▸ Task requirements
Pictures in the data below are not part of the copy; transcribe everything else exactly.

Dataset records on visual material

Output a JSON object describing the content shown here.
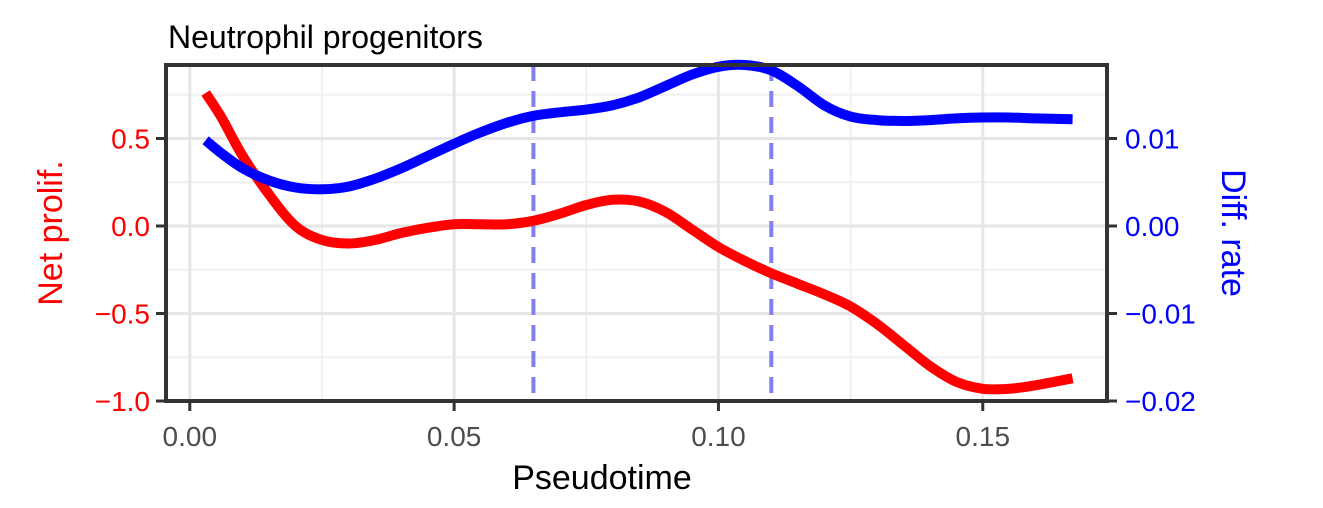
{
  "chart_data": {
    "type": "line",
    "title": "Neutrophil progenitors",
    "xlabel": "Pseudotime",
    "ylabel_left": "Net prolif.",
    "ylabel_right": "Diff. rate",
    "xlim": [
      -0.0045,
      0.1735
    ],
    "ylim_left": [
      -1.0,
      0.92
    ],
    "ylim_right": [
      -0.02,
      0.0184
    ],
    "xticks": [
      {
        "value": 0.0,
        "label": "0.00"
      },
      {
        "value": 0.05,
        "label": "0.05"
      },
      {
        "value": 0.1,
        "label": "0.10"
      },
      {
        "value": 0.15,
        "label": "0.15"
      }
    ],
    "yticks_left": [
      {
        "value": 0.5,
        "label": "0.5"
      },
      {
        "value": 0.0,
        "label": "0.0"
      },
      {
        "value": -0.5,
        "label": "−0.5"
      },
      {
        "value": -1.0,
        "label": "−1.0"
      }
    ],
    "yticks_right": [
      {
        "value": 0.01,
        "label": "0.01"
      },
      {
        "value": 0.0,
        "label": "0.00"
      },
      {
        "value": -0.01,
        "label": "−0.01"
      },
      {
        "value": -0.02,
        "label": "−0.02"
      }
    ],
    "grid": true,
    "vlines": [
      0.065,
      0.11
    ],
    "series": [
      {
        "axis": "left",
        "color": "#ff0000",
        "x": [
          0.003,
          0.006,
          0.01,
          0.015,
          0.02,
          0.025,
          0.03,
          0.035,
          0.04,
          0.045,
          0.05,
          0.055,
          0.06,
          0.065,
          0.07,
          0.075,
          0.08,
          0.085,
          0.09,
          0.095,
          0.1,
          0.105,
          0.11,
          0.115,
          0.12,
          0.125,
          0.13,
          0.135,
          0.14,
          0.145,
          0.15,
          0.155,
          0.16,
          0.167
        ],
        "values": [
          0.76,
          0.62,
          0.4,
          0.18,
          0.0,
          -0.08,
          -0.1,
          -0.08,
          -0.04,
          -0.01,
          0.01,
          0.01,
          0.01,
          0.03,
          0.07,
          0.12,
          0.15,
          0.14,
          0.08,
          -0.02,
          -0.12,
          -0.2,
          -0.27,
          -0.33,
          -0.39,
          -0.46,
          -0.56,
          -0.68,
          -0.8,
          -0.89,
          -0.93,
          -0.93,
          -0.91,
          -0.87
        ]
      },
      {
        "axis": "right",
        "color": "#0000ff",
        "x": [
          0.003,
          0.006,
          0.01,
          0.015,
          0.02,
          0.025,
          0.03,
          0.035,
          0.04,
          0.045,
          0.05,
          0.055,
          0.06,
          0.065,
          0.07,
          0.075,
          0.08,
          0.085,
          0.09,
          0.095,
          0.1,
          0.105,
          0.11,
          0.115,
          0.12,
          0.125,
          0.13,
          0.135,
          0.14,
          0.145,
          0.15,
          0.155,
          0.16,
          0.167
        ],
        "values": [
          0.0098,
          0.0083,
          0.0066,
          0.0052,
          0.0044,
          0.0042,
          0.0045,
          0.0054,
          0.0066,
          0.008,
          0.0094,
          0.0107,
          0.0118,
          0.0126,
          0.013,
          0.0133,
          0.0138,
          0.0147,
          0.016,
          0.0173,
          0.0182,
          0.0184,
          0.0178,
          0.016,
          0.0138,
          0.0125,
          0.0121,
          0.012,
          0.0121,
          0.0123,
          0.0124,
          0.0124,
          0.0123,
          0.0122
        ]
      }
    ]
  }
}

▸ Response to the exercise
Output a JSON object describing the content shown here.
{
  "chart_data": {
    "type": "line",
    "title": "Neutrophil progenitors",
    "xlabel": "Pseudotime",
    "ylabel_left": "Net prolif.",
    "ylabel_right": "Diff. rate",
    "xlim": [
      -0.0045,
      0.1735
    ],
    "ylim_left": [
      -1.0,
      0.92
    ],
    "ylim_right": [
      -0.02,
      0.0184
    ],
    "xticks": [
      {
        "value": 0.0,
        "label": "0.00"
      },
      {
        "value": 0.05,
        "label": "0.05"
      },
      {
        "value": 0.1,
        "label": "0.10"
      },
      {
        "value": 0.15,
        "label": "0.15"
      }
    ],
    "yticks_left": [
      {
        "value": 0.5,
        "label": "0.5"
      },
      {
        "value": 0.0,
        "label": "0.0"
      },
      {
        "value": -0.5,
        "label": "−0.5"
      },
      {
        "value": -1.0,
        "label": "−1.0"
      }
    ],
    "yticks_right": [
      {
        "value": 0.01,
        "label": "0.01"
      },
      {
        "value": 0.0,
        "label": "0.00"
      },
      {
        "value": -0.01,
        "label": "−0.01"
      },
      {
        "value": -0.02,
        "label": "−0.02"
      }
    ],
    "grid": true,
    "vlines": [
      0.065,
      0.11
    ],
    "series": [
      {
        "axis": "left",
        "color": "#ff0000",
        "x": [
          0.003,
          0.006,
          0.01,
          0.015,
          0.02,
          0.025,
          0.03,
          0.035,
          0.04,
          0.045,
          0.05,
          0.055,
          0.06,
          0.065,
          0.07,
          0.075,
          0.08,
          0.085,
          0.09,
          0.095,
          0.1,
          0.105,
          0.11,
          0.115,
          0.12,
          0.125,
          0.13,
          0.135,
          0.14,
          0.145,
          0.15,
          0.155,
          0.16,
          0.167
        ],
        "values": [
          0.76,
          0.62,
          0.4,
          0.18,
          0.0,
          -0.08,
          -0.1,
          -0.08,
          -0.04,
          -0.01,
          0.01,
          0.01,
          0.01,
          0.03,
          0.07,
          0.12,
          0.15,
          0.14,
          0.08,
          -0.02,
          -0.12,
          -0.2,
          -0.27,
          -0.33,
          -0.39,
          -0.46,
          -0.56,
          -0.68,
          -0.8,
          -0.89,
          -0.93,
          -0.93,
          -0.91,
          -0.87
        ]
      },
      {
        "axis": "right",
        "color": "#0000ff",
        "x": [
          0.003,
          0.006,
          0.01,
          0.015,
          0.02,
          0.025,
          0.03,
          0.035,
          0.04,
          0.045,
          0.05,
          0.055,
          0.06,
          0.065,
          0.07,
          0.075,
          0.08,
          0.085,
          0.09,
          0.095,
          0.1,
          0.105,
          0.11,
          0.115,
          0.12,
          0.125,
          0.13,
          0.135,
          0.14,
          0.145,
          0.15,
          0.155,
          0.16,
          0.167
        ],
        "values": [
          0.0098,
          0.0083,
          0.0066,
          0.0052,
          0.0044,
          0.0042,
          0.0045,
          0.0054,
          0.0066,
          0.008,
          0.0094,
          0.0107,
          0.0118,
          0.0126,
          0.013,
          0.0133,
          0.0138,
          0.0147,
          0.016,
          0.0173,
          0.0182,
          0.0184,
          0.0178,
          0.016,
          0.0138,
          0.0125,
          0.0121,
          0.012,
          0.0121,
          0.0123,
          0.0124,
          0.0124,
          0.0123,
          0.0122
        ]
      }
    ]
  }
}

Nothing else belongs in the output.